_DOCUMENT EXCERPT_
Maybe it's that nordic execution of design that's so left field but they get under the skin and there's nothing else out there like them. Despite this they do frustrate from lacking basics and I concur on reliability. One of mine gave bother and reports are out there of other elementums doing likewise.

There is a small plastic gear wheel which interacts with the rotating toggle and this was a problem on mine but I replaced the part from a donor. 

Battery swop is a dealer affair to remain in warrenty which is a let down. I got 6 months out of a quality cr2032 but became proficient in changing them. The lead from the pressure sensor is thankfully long enough to allow the case back to sit aside the watch for battery swop. Having repaired a fair few non functioning Suunto Core buttons the layout was familiar. 

For me the big miss with the suunto elementum is the lack of the cores graphic bar chart pressure/altitude display which can be locked to either function if desired. The extent of a weather trends change is easier interpretated in this fashion. I considered the venus for this reason. 

I also refuse to own another core as they are very unreliable imo, having had two fail and had to fix many buttons. Shame as they are lovely to use. 

I have some early examples of Suunto compasses and they are still working perfectly. My suunto observer was a very nice watch but again a flawed interface that was not intuitive and I will not own a watch which must take a company strap.

I have an affinity for the company as I enjoy the fresh design and execution and still watch for elementum terra beaters on ebay. If I can pick one up sub 100 I will throw it on a grey nato and wear it out. 

Thanks for the review, a great read.

_CHALLENGE 1_
Shorten the paragraph of the Suunto watch post that begins "Battery swop is a dealer affair" into a bulleted list that keeps its main facts.
_CHALLENGE 2_
From the Suunto watch post, list every Suunto product the writer says they own or have owned.
_CHALLENGE 3_
Repeat a passage from the Suunto watch post word for word, beginning at the words "Maybe it's that" and stopping after "elementums doing likewise.".
Work only from the post above.

_COLLECTED DATA_
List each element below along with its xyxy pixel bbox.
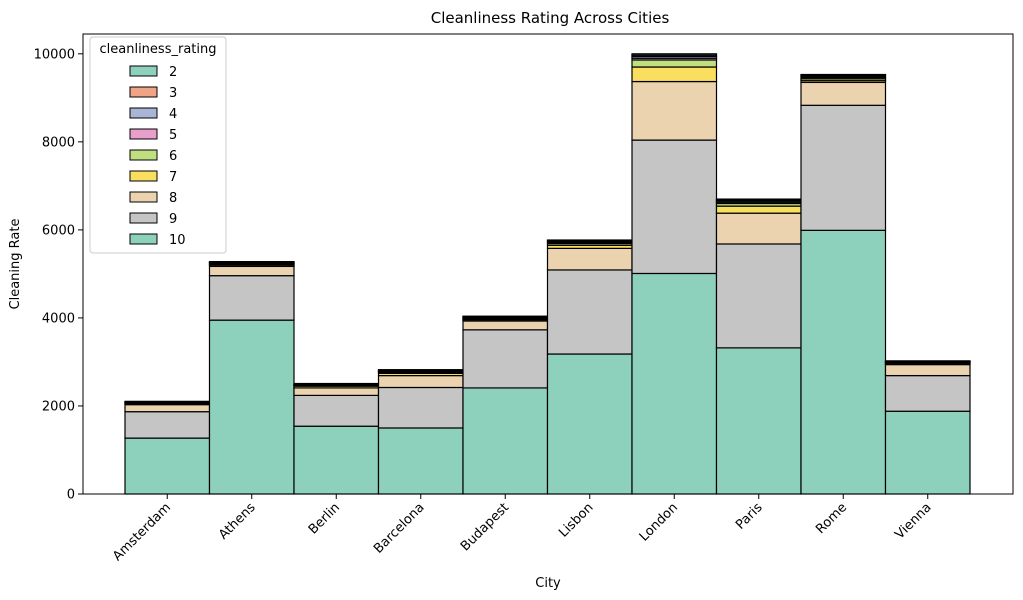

_FULL RESPONSE 1_
- To stay in warranty, battery changes have to be done by a dealer, which is a letdown.
- A quality cr2032 lasted 6 months, and the writer got good at changing them.
- The lead from the pressure sensor is long enough for the case back to sit beside the watch during a battery change.
- The layout was familiar from repairing many non-working Suunto Core buttons.

_FULL RESPONSE 2_
- Elementum
- Core (two of them)
- Early Suunto compasses
- Observer

_FULL RESPONSE 3_
Maybe it's that nordic execution of design that's so left field but they get under the skin and there's nothing else out there like them. Despite this they do frustrate from lacking basics and I concur on reliability. One of mine gave bother and reports are out there of other elementums doing likewise.